-- Selected extract --
┏━━

Then the diary entry becomes surreal. Reno describes a long bike ride on a recent weekend, during which a Dunkin Donuts worker refuses to serve him because he isn’t wearing a mask. He ends up on Staten Island, and needs to take the ferry back—which also requires a mask. “Providentially,” he writes, “I found a mask in a gutter just before reaching the Staten Island Ferry, allowing me to board and steam back to Manhattan.”
What comes next comes as no surprise: Reno takes an antibody test, and the results show he had contracted the virus. Like the ending of certain novels, it transforms all that came before it. Was he wearing a mask in the hospital, or at his “underground” church? He doesn’t say. Reno doesn’t seem troubled that, even if he never had significant symptoms, he could have been spreading the virus to others. He doesn’t realize that wearing a mask is not a commentary on his own courage or virility, but a simple way to show concern and care for others who might be especially vulnerable to the ravages of Covid-19.
There’s little point in looking for sense or reason in Reno’s ramblings. The language of courage and cowardice can’t really be debated—it is pure emotion. The point is not to grapple with the reality of a complex, overwhelming situation that changes every day, about which there can be genuine debates, but to reinscribe it in affective terms. What becomes decisive is not the cogency or persuasiveness of a policy response to a public-health crisis, but whether or not you’re cowering in fear or bravely resisting the conformity imposed by dreaded, elite experts. Wearing a mask, or not, floats up to the realm of the purely symbolic. It is a way of brushing aside difficult questions for dramatic rhetoric about civilizational decline.

┗━━

-- Dataset extract --
┏━━

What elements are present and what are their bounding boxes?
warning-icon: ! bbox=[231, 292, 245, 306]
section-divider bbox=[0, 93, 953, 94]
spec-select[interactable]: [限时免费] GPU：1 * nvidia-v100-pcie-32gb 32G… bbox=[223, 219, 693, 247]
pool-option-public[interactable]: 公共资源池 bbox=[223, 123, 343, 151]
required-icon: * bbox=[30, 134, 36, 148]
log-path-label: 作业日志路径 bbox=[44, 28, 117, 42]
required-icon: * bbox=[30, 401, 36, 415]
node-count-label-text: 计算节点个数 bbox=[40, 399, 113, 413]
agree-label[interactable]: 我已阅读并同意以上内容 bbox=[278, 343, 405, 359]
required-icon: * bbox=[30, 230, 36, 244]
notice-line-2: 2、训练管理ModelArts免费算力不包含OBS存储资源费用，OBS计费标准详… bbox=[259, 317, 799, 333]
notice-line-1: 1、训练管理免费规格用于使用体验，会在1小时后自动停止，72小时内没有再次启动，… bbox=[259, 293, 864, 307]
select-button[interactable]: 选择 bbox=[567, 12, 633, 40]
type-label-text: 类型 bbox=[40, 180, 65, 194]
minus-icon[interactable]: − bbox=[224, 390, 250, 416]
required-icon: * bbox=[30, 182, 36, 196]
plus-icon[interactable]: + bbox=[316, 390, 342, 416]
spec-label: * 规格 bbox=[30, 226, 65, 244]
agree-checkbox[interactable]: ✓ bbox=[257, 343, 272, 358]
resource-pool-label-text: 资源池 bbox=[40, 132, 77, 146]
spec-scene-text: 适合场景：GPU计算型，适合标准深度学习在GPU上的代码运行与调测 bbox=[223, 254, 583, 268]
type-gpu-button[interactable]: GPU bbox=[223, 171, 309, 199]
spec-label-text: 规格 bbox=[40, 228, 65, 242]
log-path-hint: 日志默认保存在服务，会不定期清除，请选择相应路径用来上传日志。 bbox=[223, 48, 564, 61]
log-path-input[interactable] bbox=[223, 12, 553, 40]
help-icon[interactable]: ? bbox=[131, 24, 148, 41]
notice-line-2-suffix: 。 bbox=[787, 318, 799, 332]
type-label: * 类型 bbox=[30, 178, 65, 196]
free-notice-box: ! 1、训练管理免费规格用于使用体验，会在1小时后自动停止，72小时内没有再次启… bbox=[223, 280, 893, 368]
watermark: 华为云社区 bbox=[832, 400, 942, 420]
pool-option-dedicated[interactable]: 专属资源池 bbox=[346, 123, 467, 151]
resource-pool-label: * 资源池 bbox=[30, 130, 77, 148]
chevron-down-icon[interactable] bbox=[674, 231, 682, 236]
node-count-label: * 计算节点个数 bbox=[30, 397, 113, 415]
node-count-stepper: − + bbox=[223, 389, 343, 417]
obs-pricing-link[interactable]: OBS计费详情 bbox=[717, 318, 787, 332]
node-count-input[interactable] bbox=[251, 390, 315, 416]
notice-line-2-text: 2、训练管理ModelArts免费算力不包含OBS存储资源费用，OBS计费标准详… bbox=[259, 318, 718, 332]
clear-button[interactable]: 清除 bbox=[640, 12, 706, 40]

┗━━

-- Tasks to complete --
**A.** Extract the portion of the passage about Reno's diary from "What comes next" to "ravages of Covid-19.".
**B.** Render this sentence from the passage about Reno's diary into French: "The language of courage and cowardice can’t really be debated—it is pure emotion."
The material has no connection to the passage about Reno's diary.

-- Answers for the exercise --
**A.**
What comes next comes as no surprise: Reno takes an antibody test, and the results show he had contracted the virus. Like the ending of certain novels, it transforms all that came before it. Was he wearing a mask in the hospital, or at his “underground” church? He doesn’t say. Reno doesn’t seem troubled that, even if he never had significant symptoms, he could have been spreading the virus to others. He doesn’t realize that wearing a mask is not a commentary on his own courage or virility, but a simple way to show concern and care for others who might be especially vulnerable to the ravages of Covid-19.

**B.** Le langage du courage et de la lâcheté ne peut pas vraiment faire l'objet d'un débat : c'est de la pure émotion.